### [WORK TO DO]
Copy each line below that contains "shows".

### [AVAILABLE RECORDS]
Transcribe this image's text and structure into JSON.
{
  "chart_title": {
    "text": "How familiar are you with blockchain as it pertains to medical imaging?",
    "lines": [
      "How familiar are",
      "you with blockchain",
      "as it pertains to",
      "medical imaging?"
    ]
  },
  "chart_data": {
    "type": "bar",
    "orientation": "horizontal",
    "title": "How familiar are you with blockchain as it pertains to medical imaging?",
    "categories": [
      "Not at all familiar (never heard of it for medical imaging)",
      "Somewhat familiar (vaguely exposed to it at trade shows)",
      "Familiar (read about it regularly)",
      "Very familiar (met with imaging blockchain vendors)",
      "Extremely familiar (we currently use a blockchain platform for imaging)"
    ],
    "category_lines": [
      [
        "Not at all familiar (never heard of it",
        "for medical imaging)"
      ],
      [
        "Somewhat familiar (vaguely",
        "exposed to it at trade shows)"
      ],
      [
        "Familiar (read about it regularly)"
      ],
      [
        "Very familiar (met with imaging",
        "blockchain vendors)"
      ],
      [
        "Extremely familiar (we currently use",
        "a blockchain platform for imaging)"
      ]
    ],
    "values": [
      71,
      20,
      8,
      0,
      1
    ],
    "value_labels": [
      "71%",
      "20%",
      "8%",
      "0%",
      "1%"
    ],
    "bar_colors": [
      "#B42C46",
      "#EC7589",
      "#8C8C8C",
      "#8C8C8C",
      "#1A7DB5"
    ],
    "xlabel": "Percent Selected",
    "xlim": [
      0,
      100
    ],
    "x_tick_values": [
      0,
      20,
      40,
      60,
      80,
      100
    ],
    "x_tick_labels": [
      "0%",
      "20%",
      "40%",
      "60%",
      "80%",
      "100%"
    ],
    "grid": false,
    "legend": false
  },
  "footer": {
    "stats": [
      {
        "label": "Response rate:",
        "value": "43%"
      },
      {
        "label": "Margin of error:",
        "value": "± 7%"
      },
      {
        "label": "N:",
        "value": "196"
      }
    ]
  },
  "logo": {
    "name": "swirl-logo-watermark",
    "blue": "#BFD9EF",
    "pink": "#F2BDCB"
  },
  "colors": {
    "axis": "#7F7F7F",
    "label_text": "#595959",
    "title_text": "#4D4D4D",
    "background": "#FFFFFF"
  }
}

### [EXPECTED OUTPUT]
      "Somewhat familiar (vaguely exposed to it at trade shows)",
        "exposed to it at trade shows)"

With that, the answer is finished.